** BEGIN The input **

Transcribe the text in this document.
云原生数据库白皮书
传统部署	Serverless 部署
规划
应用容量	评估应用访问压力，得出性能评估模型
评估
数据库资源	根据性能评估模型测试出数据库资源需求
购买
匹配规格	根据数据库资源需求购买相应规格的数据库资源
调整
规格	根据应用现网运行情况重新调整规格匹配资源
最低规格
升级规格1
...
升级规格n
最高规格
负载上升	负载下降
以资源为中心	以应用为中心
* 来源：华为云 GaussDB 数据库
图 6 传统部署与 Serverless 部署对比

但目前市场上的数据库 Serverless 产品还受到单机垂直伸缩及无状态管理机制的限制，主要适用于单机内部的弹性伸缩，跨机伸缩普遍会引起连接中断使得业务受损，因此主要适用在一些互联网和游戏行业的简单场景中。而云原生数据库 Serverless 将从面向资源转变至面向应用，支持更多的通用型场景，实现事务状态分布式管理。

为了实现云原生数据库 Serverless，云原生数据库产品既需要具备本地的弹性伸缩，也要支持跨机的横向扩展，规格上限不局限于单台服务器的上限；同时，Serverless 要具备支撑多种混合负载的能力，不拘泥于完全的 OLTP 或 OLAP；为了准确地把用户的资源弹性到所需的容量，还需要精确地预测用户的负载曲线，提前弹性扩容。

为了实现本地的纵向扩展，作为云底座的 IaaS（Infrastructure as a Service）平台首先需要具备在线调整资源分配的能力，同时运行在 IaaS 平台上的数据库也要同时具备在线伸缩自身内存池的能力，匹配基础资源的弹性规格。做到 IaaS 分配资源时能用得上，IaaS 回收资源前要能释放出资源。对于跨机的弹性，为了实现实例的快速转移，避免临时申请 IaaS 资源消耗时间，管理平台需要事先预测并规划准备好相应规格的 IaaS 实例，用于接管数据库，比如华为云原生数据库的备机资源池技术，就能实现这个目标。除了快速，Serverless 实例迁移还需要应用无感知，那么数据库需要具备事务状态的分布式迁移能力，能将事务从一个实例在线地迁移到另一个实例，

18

** END The input **

Directive
Transcribe each entry exactly.

Expected answer
Transcribe the text in this document.
云原生数据库白皮书
传统部署	Serverless 部署
规划
应用容量	评估应用访问压力，得出性能评估模型
评估
数据库资源	根据性能评估模型测试出数据库资源需求
购买
匹配规格	根据数据库资源需求购买相应规格的数据库资源
调整
规格	根据应用现网运行情况重新调整规格匹配资源
最低规格
升级规格1
...
升级规格n
最高规格
负载上升	负载下降
以资源为中心	以应用为中心
* 来源：华为云 GaussDB 数据库
图 6 传统部署与 Serverless 部署对比

但目前市场上的数据库 Serverless 产品还受到单机垂直伸缩及无状态管理机制的限制，主要适用于单机内部的弹性伸缩，跨机伸缩普遍会引起连接中断使得业务受损，因此主要适用在一些互联网和游戏行业的简单场景中。而云原生数据库 Serverless 将从面向资源转变至面向应用，支持更多的通用型场景，实现事务状态分布式管理。

为了实现云原生数据库 Serverless，云原生数据库产品既需要具备本地的弹性伸缩，也要支持跨机的横向扩展，规格上限不局限于单台服务器的上限；同时，Serverless 要具备支撑多种混合负载的能力，不拘泥于完全的 OLTP 或 OLAP；为了准确地把用户的资源弹性到所需的容量，还需要精确地预测用户的负载曲线，提前弹性扩容。

为了实现本地的纵向扩展，作为云底座的 IaaS（Infrastructure as a Service）平台首先需要具备在线调整资源分配的能力，同时运行在 IaaS 平台上的数据库也要同时具备在线伸缩自身内存池的能力，匹配基础资源的弹性规格。做到 IaaS 分配资源时能用得上，IaaS 回收资源前要能释放出资源。对于跨机的弹性，为了实现实例的快速转移，避免临时申请 IaaS 资源消耗时间，管理平台需要事先预测并规划准备好相应规格的 IaaS 实例，用于接管数据库，比如华为云原生数据库的备机资源池技术，就能实现这个目标。除了快速，Serverless 实例迁移还需要应用无感知，那么数据库需要具备事务状态的分布式迁移能力，能将事务从一个实例在线地迁移到另一个实例，

18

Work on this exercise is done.